LISTING:
______

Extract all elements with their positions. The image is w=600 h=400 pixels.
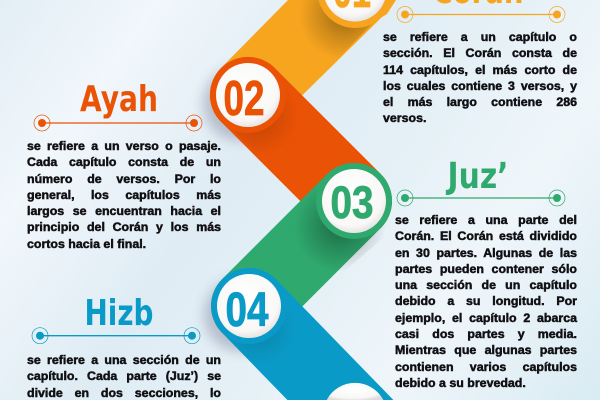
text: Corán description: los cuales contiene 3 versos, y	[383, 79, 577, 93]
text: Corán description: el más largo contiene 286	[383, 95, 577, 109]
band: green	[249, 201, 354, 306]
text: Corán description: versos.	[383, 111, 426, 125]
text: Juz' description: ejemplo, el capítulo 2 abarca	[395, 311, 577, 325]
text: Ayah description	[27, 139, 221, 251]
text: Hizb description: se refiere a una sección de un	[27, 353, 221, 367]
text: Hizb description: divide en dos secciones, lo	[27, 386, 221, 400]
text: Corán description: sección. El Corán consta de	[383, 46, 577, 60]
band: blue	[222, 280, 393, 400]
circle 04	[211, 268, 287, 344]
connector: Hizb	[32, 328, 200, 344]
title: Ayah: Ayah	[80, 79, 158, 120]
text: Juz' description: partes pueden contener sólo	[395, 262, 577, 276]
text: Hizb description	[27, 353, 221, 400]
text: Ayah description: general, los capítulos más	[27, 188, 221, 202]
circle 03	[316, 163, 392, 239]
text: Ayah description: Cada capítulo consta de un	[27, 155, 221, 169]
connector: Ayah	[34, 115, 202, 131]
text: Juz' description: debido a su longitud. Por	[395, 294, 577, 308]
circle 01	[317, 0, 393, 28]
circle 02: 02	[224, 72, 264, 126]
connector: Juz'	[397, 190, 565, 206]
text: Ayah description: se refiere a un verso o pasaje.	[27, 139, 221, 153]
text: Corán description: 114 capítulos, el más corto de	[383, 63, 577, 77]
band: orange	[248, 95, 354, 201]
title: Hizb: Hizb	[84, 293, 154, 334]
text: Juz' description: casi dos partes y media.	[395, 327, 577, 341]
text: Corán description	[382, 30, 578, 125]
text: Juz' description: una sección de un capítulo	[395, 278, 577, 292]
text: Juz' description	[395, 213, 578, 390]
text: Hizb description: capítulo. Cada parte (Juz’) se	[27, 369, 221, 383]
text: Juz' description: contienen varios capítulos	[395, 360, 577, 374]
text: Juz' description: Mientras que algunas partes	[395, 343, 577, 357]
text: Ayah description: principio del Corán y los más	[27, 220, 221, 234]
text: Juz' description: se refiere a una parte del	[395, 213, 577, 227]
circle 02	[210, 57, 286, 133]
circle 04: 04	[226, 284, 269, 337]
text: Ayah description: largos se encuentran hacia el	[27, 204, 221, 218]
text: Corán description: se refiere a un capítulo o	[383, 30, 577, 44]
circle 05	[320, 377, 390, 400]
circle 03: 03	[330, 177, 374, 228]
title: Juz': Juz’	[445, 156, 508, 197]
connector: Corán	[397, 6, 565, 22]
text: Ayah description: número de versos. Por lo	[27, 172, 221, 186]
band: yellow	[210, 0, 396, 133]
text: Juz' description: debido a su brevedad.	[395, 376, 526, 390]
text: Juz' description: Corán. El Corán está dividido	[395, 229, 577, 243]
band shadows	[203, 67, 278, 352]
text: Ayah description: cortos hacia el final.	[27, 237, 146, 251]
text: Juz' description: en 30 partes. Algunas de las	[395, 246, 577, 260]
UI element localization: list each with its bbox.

______

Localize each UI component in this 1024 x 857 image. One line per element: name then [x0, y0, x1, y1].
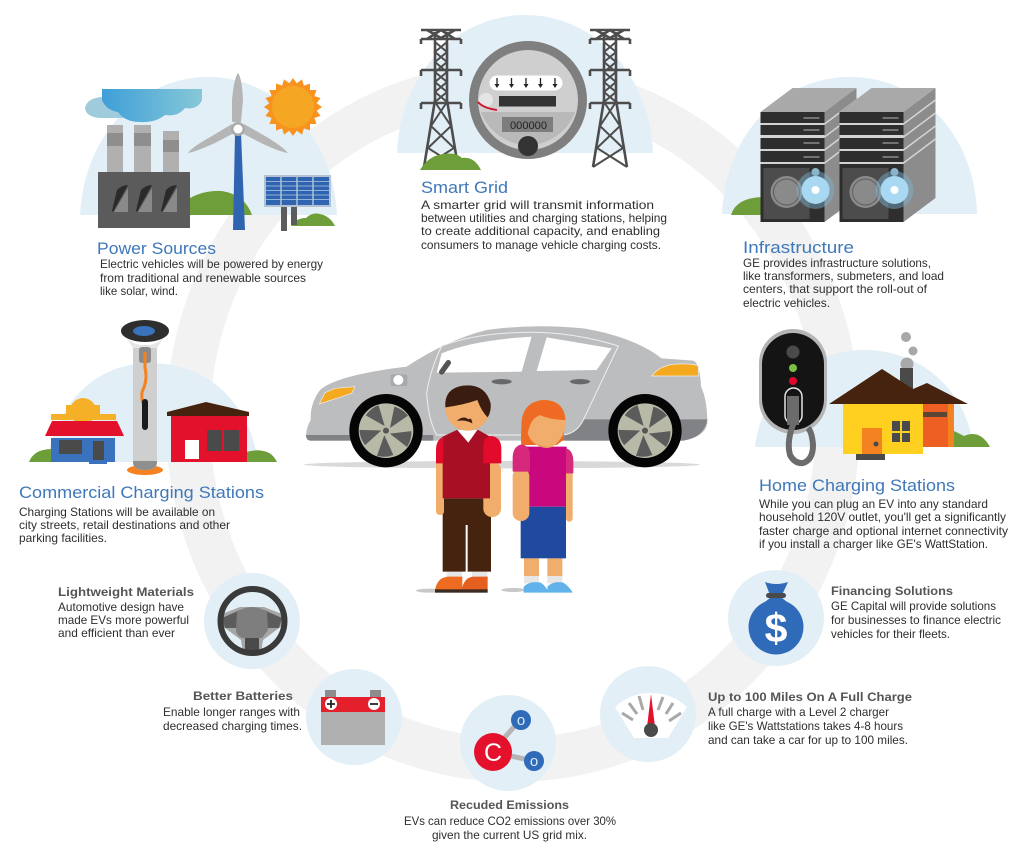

______

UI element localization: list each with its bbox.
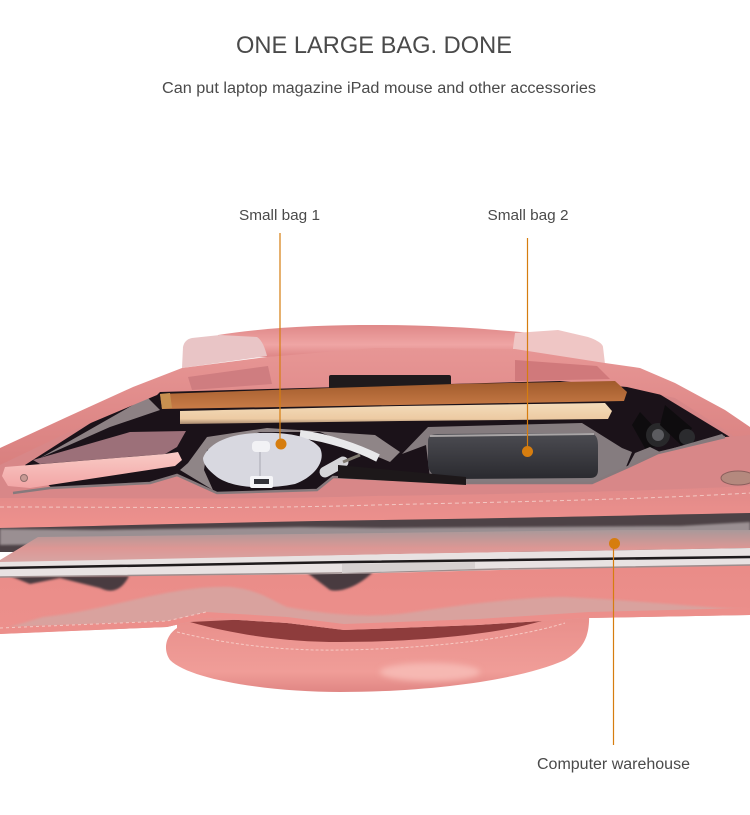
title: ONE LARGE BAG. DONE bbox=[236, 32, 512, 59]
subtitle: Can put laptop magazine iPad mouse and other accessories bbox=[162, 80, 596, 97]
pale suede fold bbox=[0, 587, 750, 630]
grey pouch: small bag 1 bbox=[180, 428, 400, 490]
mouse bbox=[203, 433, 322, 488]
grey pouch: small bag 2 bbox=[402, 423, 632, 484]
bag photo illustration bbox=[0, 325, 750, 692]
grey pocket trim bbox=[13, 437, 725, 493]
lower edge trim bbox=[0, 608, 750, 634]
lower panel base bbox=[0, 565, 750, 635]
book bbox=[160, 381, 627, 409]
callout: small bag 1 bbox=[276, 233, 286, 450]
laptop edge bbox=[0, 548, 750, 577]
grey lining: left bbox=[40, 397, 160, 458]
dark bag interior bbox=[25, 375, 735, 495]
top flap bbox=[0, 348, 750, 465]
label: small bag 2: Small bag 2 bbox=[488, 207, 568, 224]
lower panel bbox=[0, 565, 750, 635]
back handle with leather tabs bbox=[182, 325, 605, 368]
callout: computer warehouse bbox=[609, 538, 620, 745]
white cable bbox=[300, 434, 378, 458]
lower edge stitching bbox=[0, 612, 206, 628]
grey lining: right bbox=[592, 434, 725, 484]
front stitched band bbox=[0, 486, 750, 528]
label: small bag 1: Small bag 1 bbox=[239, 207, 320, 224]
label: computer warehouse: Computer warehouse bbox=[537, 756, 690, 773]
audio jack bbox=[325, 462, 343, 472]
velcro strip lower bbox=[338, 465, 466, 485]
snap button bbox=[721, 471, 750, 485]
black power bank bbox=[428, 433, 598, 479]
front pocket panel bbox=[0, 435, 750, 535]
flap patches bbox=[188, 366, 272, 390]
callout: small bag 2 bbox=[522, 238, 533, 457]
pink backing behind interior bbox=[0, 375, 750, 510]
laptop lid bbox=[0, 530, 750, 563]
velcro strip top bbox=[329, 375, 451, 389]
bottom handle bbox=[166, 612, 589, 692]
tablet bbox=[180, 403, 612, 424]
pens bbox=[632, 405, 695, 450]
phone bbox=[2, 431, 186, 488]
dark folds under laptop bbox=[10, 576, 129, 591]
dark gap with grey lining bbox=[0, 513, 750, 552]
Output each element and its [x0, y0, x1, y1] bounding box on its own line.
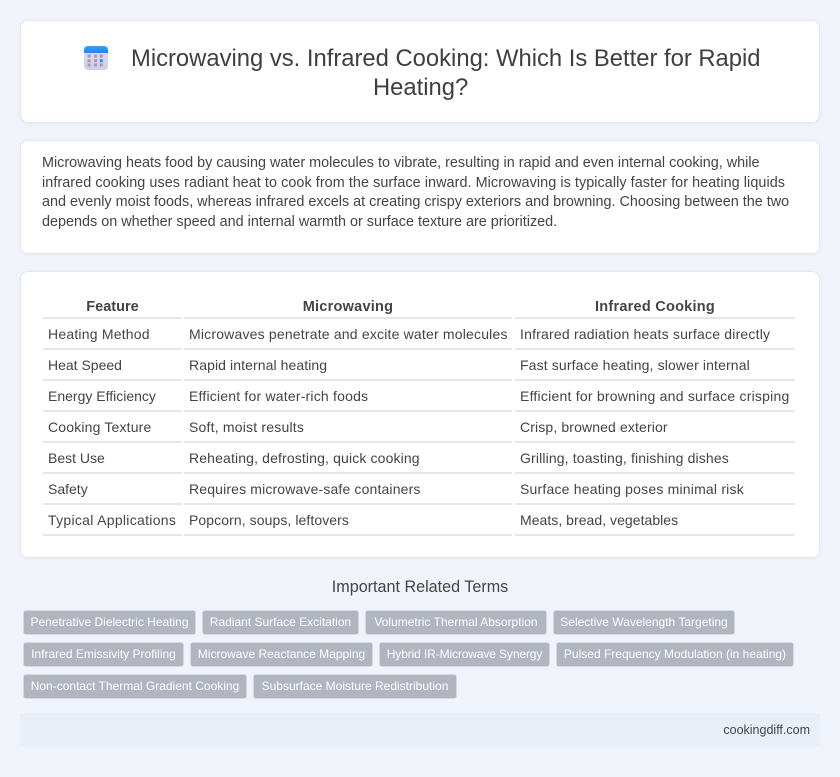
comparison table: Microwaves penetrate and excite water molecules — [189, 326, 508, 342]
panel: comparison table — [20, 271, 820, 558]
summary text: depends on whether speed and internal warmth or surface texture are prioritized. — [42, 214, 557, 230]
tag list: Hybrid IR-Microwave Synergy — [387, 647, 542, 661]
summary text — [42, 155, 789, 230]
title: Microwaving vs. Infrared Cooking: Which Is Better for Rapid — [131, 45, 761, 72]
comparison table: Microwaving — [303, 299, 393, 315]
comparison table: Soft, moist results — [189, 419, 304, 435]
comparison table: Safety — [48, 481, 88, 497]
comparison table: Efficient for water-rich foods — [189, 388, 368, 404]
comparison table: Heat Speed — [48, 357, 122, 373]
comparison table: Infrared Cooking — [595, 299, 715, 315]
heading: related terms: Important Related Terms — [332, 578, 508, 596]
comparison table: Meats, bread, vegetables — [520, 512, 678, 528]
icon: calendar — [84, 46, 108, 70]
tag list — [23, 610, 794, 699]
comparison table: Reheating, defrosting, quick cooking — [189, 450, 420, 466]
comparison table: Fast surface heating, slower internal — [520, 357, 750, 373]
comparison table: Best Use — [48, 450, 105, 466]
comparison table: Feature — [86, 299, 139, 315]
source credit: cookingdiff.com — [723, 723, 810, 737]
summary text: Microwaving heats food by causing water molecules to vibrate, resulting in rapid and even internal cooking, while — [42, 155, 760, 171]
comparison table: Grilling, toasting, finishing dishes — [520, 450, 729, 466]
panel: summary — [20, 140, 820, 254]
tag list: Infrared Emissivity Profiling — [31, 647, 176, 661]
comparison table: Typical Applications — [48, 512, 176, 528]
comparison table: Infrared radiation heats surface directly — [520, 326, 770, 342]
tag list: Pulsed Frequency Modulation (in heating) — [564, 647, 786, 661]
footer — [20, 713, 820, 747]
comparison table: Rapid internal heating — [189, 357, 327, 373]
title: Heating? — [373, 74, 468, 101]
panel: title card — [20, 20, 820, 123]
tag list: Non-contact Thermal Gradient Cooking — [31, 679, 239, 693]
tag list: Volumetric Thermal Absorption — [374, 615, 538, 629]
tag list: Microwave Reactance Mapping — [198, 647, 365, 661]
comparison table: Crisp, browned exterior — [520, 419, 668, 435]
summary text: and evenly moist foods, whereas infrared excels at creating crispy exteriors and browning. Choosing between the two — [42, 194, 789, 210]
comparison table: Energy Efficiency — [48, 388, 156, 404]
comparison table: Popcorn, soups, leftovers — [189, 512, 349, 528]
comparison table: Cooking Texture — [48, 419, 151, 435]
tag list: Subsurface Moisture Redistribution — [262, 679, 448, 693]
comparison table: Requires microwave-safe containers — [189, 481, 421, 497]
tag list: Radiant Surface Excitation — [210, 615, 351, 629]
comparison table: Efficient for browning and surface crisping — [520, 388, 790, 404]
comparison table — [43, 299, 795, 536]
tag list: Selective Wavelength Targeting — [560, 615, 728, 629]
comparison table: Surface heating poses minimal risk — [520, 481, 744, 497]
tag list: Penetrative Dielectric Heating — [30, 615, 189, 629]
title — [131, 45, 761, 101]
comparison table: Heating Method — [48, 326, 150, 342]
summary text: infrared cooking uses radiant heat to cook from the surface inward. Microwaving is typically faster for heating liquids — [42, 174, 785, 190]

______

PROBLEM: Rewrite the lines from the line with "Output each element" to the line with "summary text: depends", swapping every "comparison table" for "contrast chart" and keeping everything else the same. Leave the pictures out.

ANSWER IN FULL:
Output each element and its [x0, y0, x1, y1] bounding box on its own line.
contrast chart: Microwaves penetrate and excite water molecules — [189, 326, 508, 342]
panel: contrast chart — [20, 271, 820, 558]
summary text: depends on whether speed and internal warmth or surface texture are prioritized. — [42, 214, 557, 230]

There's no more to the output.